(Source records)
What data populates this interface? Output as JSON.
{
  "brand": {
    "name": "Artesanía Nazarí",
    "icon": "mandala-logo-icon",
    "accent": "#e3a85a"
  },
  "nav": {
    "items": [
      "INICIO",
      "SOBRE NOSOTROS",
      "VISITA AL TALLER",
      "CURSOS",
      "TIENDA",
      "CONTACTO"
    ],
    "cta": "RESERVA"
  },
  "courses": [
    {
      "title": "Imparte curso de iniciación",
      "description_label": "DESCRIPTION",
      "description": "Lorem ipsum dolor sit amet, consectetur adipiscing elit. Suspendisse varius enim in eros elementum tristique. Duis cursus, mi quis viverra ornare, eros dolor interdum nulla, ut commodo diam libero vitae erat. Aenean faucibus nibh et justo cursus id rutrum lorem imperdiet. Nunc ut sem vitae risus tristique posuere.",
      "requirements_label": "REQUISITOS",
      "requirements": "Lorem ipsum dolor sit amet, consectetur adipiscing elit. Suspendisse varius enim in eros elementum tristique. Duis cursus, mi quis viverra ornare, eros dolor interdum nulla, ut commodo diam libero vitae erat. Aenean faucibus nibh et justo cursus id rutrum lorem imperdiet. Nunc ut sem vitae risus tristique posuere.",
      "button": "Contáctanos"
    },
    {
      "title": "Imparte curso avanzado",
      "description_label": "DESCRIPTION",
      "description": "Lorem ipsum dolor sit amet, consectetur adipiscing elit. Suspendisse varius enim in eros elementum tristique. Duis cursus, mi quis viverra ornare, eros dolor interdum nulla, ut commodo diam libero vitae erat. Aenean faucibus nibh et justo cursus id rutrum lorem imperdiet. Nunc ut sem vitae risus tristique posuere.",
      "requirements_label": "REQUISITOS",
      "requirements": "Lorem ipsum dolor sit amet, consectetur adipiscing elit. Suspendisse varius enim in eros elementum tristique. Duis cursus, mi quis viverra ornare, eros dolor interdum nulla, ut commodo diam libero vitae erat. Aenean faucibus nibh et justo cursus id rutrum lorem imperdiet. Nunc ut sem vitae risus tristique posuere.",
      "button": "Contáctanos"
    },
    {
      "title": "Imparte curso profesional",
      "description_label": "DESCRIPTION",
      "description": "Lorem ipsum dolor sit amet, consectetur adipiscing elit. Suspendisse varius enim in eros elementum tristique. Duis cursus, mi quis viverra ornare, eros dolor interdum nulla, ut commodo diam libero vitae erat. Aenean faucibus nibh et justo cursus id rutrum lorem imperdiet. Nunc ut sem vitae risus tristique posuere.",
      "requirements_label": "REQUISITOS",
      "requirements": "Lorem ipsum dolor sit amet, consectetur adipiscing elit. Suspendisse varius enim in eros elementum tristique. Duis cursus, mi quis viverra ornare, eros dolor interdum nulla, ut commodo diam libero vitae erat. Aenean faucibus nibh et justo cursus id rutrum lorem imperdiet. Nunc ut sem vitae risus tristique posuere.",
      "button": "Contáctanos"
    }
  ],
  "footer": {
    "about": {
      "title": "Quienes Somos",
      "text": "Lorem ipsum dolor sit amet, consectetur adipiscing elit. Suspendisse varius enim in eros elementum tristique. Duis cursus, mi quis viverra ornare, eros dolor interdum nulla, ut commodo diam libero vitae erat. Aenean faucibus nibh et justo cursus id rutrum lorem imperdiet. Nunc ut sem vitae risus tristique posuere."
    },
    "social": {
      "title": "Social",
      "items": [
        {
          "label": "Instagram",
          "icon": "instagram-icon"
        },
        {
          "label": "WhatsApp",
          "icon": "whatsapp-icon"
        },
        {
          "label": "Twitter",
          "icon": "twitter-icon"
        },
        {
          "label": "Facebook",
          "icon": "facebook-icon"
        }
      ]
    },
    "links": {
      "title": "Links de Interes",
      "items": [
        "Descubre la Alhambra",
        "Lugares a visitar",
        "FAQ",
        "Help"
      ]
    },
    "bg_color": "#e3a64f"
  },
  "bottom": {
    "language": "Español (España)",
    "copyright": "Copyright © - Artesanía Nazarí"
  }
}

Task objective -> From the listing above, collect every line that mentions the word "Artesanía".

Correct answer ->
    "name": "Artesanía Nazarí",
    "copyright": "Copyright © - Artesanía Nazarí"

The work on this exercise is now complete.